_Set task:_ Below is some material; set it all down exactly, apart from the pictures.

_Material for the task:_
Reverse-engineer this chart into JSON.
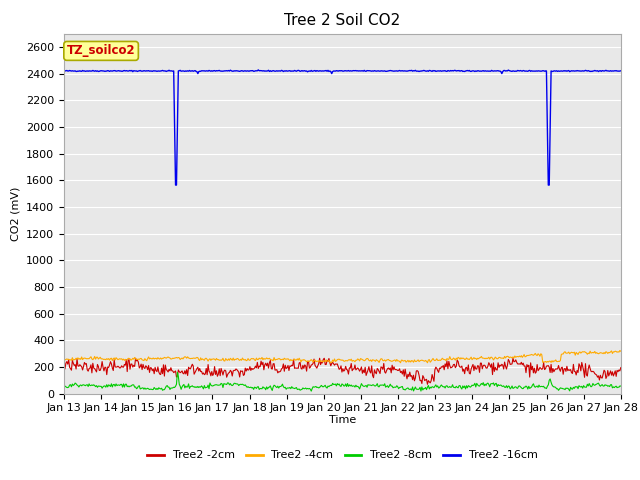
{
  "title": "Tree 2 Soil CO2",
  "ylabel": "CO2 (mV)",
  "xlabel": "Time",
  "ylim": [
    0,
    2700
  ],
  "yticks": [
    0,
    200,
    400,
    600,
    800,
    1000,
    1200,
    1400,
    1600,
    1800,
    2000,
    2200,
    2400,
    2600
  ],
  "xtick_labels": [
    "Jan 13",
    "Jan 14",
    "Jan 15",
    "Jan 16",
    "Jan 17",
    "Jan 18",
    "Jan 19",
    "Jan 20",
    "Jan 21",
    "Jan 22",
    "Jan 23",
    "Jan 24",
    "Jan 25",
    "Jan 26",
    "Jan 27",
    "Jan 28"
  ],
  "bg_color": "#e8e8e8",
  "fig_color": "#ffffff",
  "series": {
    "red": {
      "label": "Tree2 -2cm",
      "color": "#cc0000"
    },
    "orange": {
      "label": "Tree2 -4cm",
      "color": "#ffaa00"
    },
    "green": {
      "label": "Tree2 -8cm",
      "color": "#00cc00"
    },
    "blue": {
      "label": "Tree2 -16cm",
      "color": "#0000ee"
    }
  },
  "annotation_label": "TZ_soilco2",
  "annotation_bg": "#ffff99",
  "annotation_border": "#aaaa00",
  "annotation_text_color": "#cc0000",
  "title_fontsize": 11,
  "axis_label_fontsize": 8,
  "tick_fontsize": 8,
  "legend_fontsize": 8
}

_Result of this task:_
Reverse-engineer this chart into JSON.
{
  "title": "Tree 2 Soil CO2",
  "ylabel": "CO2 (mV)",
  "xlabel": "Time",
  "ylim": [
    0,
    2700
  ],
  "yticks": [
    0,
    200,
    400,
    600,
    800,
    1000,
    1200,
    1400,
    1600,
    1800,
    2000,
    2200,
    2400,
    2600
  ],
  "xtick_labels": [
    "Jan 13",
    "Jan 14",
    "Jan 15",
    "Jan 16",
    "Jan 17",
    "Jan 18",
    "Jan 19",
    "Jan 20",
    "Jan 21",
    "Jan 22",
    "Jan 23",
    "Jan 24",
    "Jan 25",
    "Jan 26",
    "Jan 27",
    "Jan 28"
  ],
  "bg_color": "#e8e8e8",
  "fig_color": "#ffffff",
  "series": {
    "red": {
      "label": "Tree2 -2cm",
      "color": "#cc0000"
    },
    "orange": {
      "label": "Tree2 -4cm",
      "color": "#ffaa00"
    },
    "green": {
      "label": "Tree2 -8cm",
      "color": "#00cc00"
    },
    "blue": {
      "label": "Tree2 -16cm",
      "color": "#0000ee"
    }
  },
  "annotation_label": "TZ_soilco2",
  "annotation_bg": "#ffff99",
  "annotation_border": "#aaaa00",
  "annotation_text_color": "#cc0000",
  "title_fontsize": 11,
  "axis_label_fontsize": 8,
  "tick_fontsize": 8,
  "legend_fontsize": 8
}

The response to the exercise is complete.